── Material for this exercise ──

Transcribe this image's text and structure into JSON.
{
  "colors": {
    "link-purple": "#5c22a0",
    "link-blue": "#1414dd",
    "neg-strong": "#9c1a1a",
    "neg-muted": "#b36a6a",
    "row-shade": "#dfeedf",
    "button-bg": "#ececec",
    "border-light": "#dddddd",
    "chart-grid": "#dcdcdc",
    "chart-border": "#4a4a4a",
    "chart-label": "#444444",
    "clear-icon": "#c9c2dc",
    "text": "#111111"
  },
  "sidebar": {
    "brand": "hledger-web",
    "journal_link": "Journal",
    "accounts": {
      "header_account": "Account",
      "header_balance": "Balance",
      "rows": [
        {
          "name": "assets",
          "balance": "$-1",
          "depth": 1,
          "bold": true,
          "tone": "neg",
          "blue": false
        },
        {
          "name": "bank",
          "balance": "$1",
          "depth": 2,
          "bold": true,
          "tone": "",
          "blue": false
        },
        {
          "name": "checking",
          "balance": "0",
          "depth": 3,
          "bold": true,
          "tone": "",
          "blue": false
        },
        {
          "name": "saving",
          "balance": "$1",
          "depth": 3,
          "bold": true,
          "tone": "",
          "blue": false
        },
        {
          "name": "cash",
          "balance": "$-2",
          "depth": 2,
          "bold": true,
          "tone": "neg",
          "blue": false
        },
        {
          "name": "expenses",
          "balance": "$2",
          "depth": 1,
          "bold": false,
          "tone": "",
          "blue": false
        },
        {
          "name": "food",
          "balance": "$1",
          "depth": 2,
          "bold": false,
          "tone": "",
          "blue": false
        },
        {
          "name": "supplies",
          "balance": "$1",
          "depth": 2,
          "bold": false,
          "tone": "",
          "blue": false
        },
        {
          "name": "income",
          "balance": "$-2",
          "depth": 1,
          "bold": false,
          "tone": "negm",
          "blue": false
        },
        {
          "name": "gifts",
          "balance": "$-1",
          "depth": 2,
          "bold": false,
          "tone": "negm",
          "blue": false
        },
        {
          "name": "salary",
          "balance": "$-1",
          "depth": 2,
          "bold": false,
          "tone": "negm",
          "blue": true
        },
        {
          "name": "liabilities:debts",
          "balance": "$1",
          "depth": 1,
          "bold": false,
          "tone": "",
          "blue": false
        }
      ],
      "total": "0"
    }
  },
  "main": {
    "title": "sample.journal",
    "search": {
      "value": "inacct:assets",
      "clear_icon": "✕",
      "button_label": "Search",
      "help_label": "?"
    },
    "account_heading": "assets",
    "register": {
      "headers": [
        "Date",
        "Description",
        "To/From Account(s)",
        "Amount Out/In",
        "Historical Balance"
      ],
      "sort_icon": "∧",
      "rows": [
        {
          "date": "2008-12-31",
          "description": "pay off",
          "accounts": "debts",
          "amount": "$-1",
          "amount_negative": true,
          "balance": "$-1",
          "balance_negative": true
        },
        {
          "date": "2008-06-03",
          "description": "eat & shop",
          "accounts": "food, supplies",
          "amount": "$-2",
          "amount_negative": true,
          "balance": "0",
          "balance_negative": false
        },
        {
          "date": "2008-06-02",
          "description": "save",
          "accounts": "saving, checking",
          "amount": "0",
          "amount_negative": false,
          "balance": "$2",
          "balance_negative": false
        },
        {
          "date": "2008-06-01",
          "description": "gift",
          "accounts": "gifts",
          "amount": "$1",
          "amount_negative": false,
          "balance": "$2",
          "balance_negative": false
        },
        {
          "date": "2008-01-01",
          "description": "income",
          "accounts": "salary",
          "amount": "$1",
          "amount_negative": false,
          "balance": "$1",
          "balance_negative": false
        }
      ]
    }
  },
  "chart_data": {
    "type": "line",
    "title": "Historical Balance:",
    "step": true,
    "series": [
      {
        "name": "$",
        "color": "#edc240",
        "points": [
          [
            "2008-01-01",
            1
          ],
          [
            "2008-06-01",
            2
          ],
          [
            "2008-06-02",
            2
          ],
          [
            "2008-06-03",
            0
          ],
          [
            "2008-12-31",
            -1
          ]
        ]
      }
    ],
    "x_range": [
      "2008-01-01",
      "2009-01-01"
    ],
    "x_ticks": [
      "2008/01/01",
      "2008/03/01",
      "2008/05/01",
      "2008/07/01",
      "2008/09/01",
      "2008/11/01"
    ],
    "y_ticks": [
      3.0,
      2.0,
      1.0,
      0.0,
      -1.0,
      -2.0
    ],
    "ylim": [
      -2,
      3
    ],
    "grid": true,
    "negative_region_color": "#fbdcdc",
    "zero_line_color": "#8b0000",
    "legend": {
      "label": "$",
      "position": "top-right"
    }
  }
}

───

* **Exercise instructions**
Each record above should be repeated exactly as it appears.

* **Written response**
Transcribe this image's text and structure into JSON.
{
  "colors": {
    "link-purple": "#5c22a0",
    "link-blue": "#1414dd",
    "neg-strong": "#9c1a1a",
    "neg-muted": "#b36a6a",
    "row-shade": "#dfeedf",
    "button-bg": "#ececec",
    "border-light": "#dddddd",
    "chart-grid": "#dcdcdc",
    "chart-border": "#4a4a4a",
    "chart-label": "#444444",
    "clear-icon": "#c9c2dc",
    "text": "#111111"
  },
  "sidebar": {
    "brand": "hledger-web",
    "journal_link": "Journal",
    "accounts": {
      "header_account": "Account",
      "header_balance": "Balance",
      "rows": [
        {
          "name": "assets",
          "balance": "$-1",
          "depth": 1,
          "bold": true,
          "tone": "neg",
          "blue": false
        },
        {
          "name": "bank",
          "balance": "$1",
          "depth": 2,
          "bold": true,
          "tone": "",
          "blue": false
        },
        {
          "name": "checking",
          "balance": "0",
          "depth": 3,
          "bold": true,
          "tone": "",
          "blue": false
        },
        {
          "name": "saving",
          "balance": "$1",
          "depth": 3,
          "bold": true,
          "tone": "",
          "blue": false
        },
        {
          "name": "cash",
          "balance": "$-2",
          "depth": 2,
          "bold": true,
          "tone": "neg",
          "blue": false
        },
        {
          "name": "expenses",
          "balance": "$2",
          "depth": 1,
          "bold": false,
          "tone": "",
          "blue": false
        },
        {
          "name": "food",
          "balance": "$1",
          "depth": 2,
          "bold": false,
          "tone": "",
          "blue": false
        },
        {
          "name": "supplies",
          "balance": "$1",
          "depth": 2,
          "bold": false,
          "tone": "",
          "blue": false
        },
        {
          "name": "income",
          "balance": "$-2",
          "depth": 1,
          "bold": false,
          "tone": "negm",
          "blue": false
        },
        {
          "name": "gifts",
          "balance": "$-1",
          "depth": 2,
          "bold": false,
          "tone": "negm",
          "blue": false
        },
        {
          "name": "salary",
          "balance": "$-1",
          "depth": 2,
          "bold": false,
          "tone": "negm",
          "blue": true
        },
        {
          "name": "liabilities:debts",
          "balance": "$1",
          "depth": 1,
          "bold": false,
          "tone": "",
          "blue": false
        }
      ],
      "total": "0"
    }
  },
  "main": {
    "title": "sample.journal",
    "search": {
      "value": "inacct:assets",
      "clear_icon": "✕",
      "button_label": "Search",
      "help_label": "?"
    },
    "account_heading": "assets",
    "register": {
      "headers": [
        "Date",
        "Description",
        "To/From Account(s)",
        "Amount Out/In",
        "Historical Balance"
      ],
      "sort_icon": "∧",
      "rows": [
        {
          "date": "2008-12-31",
          "description": "pay off",
          "accounts": "debts",
          "amount": "$-1",
          "amount_negative": true,
          "balance": "$-1",
          "balance_negative": true
        },
        {
          "date": "2008-06-03",
          "description": "eat & shop",
          "accounts": "food, supplies",
          "amount": "$-2",
          "amount_negative": true,
          "balance": "0",
          "balance_negative": false
        },
        {
          "date": "2008-06-02",
          "description": "save",
          "accounts": "saving, checking",
          "amount": "0",
          "amount_negative": false,
          "balance": "$2",
          "balance_negative": false
        },
        {
          "date": "2008-06-01",
          "description": "gift",
          "accounts": "gifts",
          "amount": "$1",
          "amount_negative": false,
          "balance": "$2",
          "balance_negative": false
        },
        {
          "date": "2008-01-01",
          "description": "income",
          "accounts": "salary",
          "amount": "$1",
          "amount_negative": false,
          "balance": "$1",
          "balance_negative": false
        }
      ]
    }
  },
  "chart_data": {
    "type": "line",
    "title": "Historical Balance:",
    "step": true,
    "series": [
      {
        "name": "$",
        "color": "#edc240",
        "points": [
          [
            "2008-01-01",
            1
          ],
          [
            "2008-06-01",
            2
          ],
          [
            "2008-06-02",
            2
          ],
          [
            "2008-06-03",
            0
          ],
          [
            "2008-12-31",
            -1
          ]
        ]
      }
    ],
    "x_range": [
      "2008-01-01",
      "2009-01-01"
    ],
    "x_ticks": [
      "2008/01/01",
      "2008/03/01",
      "2008/05/01",
      "2008/07/01",
      "2008/09/01",
      "2008/11/01"
    ],
    "y_ticks": [
      3.0,
      2.0,
      1.0,
      0.0,
      -1.0,
      -2.0
    ],
    "ylim": [
      -2,
      3
    ],
    "grid": true,
    "negative_region_color": "#fbdcdc",
    "zero_line_color": "#8b0000",
    "legend": {
      "label": "$",
      "position": "top-right"
    }
  }
}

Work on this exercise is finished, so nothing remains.